- Task instructions
Check every line of the entries below for the word "رحمة", and copy the ones that have it.
════
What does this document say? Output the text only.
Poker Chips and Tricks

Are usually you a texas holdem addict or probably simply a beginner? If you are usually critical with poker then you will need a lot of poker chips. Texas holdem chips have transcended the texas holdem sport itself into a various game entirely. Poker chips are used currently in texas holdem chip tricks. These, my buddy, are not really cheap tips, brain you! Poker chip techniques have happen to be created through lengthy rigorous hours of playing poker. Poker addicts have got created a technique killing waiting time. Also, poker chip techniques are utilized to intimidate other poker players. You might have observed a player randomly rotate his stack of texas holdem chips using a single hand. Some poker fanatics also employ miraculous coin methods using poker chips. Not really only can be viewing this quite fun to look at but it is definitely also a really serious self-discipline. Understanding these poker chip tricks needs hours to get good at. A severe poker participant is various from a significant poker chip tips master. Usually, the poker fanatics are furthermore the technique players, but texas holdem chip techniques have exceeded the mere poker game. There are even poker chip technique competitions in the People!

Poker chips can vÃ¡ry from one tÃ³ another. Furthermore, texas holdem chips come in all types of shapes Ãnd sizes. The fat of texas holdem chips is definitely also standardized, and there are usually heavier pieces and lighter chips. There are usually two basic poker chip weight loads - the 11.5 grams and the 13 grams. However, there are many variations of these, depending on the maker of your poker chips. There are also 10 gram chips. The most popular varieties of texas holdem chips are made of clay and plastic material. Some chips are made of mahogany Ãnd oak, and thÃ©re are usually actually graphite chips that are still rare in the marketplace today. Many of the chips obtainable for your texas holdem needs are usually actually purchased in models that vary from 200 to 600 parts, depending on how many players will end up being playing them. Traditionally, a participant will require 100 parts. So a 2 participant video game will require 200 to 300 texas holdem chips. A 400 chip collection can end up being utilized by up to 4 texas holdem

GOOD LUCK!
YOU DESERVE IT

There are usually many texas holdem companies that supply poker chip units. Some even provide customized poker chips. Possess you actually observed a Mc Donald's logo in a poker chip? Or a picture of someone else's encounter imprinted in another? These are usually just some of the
════
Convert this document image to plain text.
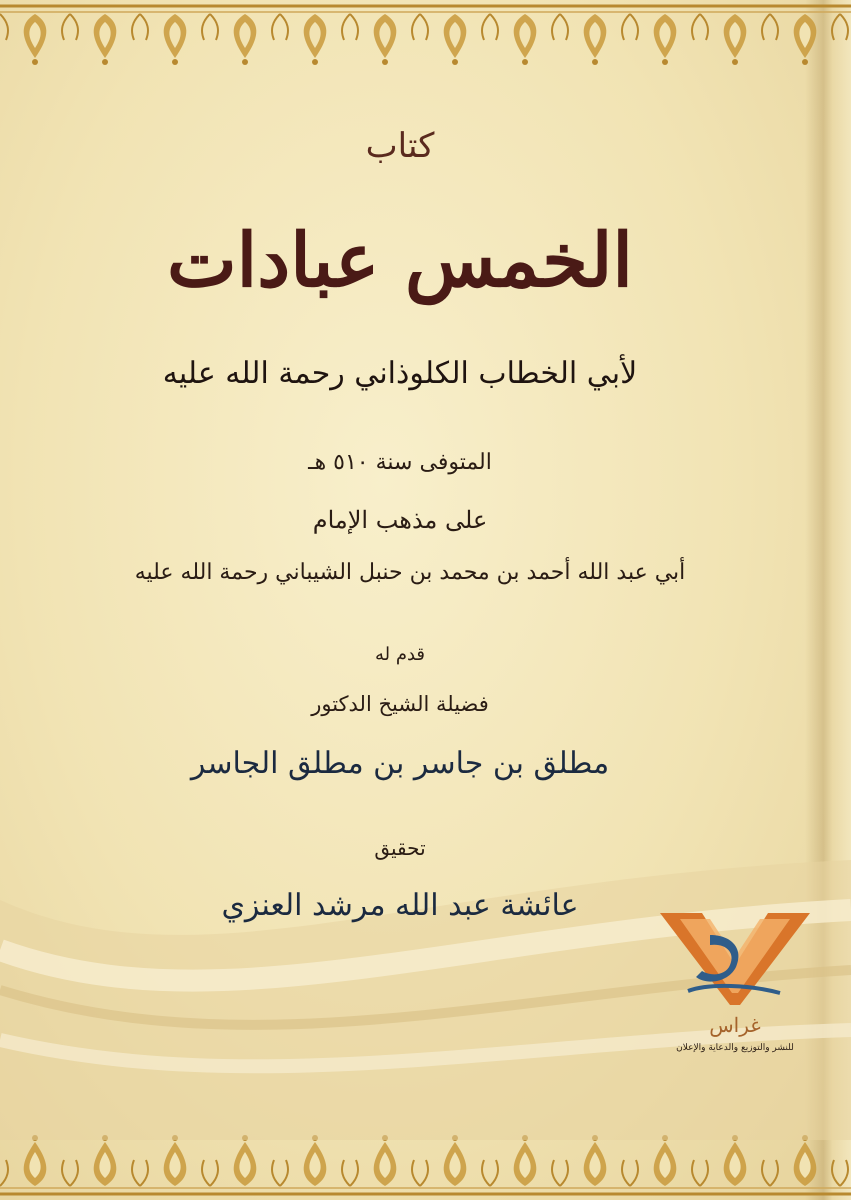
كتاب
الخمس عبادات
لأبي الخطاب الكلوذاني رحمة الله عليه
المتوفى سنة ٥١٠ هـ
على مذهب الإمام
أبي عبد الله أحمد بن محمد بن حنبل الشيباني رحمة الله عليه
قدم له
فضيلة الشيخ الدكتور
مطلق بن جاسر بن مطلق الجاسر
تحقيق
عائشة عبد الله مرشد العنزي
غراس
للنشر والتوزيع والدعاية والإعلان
════
- Exercise solution
لأبي الخطاب الكلوذاني رحمة الله عليه
أبي عبد الله أحمد بن محمد بن حنبل الشيباني رحمة الله عليه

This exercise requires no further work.